▶ [GOAL]:
Pictures in the data below are not part of the copy; transcribe everything else exactly.
-- START GIVEN RECORDS --
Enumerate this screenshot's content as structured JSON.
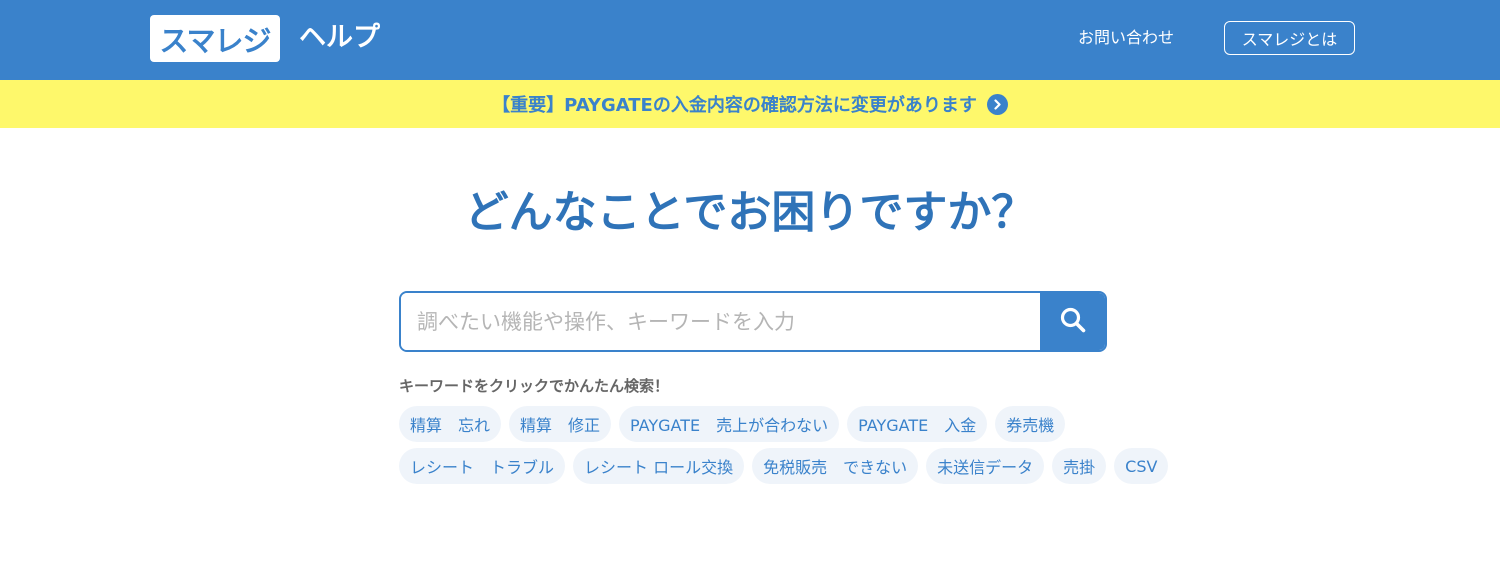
{
  "header": {
    "logo_text": "スマレジ",
    "logo_subtitle": "ヘルプ",
    "contact_label": "お問い合わせ",
    "about_label": "スマレジとは"
  },
  "notice": {
    "text": "【重要】PAYGATEの入金内容の確認方法に変更があります",
    "icon": "chevron-right-circle-icon"
  },
  "hero": {
    "title": "どんなことでお困りですか？"
  },
  "search": {
    "placeholder": "調べたい機能や操作、キーワードを入力",
    "value": "",
    "button_icon": "search-icon"
  },
  "keywords": {
    "heading": "キーワードをクリックでかんたん検索！",
    "items": [
      "精算　忘れ",
      "精算　修正",
      "PAYGATE　売上が合わない",
      "PAYGATE　入金",
      "券売機",
      "レシート　トラブル",
      "レシート ロール交換",
      "免税販売　できない",
      "未送信データ",
      "売掛",
      "CSV"
    ]
  },
  "colors": {
    "brand_blue": "#3a82cb",
    "notice_yellow": "#fef86b",
    "chip_bg": "#eff4fa"
  }
}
-- END GIVEN RECORDS --
▶ [THE OUTPUT]:
Enumerate this screenshot's content as structured JSON.
{
  "header": {
    "logo_text": "スマレジ",
    "logo_subtitle": "ヘルプ",
    "contact_label": "お問い合わせ",
    "about_label": "スマレジとは"
  },
  "notice": {
    "text": "【重要】PAYGATEの入金内容の確認方法に変更があります",
    "icon": "chevron-right-circle-icon"
  },
  "hero": {
    "title": "どんなことでお困りですか？"
  },
  "search": {
    "placeholder": "調べたい機能や操作、キーワードを入力",
    "value": "",
    "button_icon": "search-icon"
  },
  "keywords": {
    "heading": "キーワードをクリックでかんたん検索！",
    "items": [
      "精算　忘れ",
      "精算　修正",
      "PAYGATE　売上が合わない",
      "PAYGATE　入金",
      "券売機",
      "レシート　トラブル",
      "レシート ロール交換",
      "免税販売　できない",
      "未送信データ",
      "売掛",
      "CSV"
    ]
  },
  "colors": {
    "brand_blue": "#3a82cb",
    "notice_yellow": "#fef86b",
    "chip_bg": "#eff4fa"
  }
}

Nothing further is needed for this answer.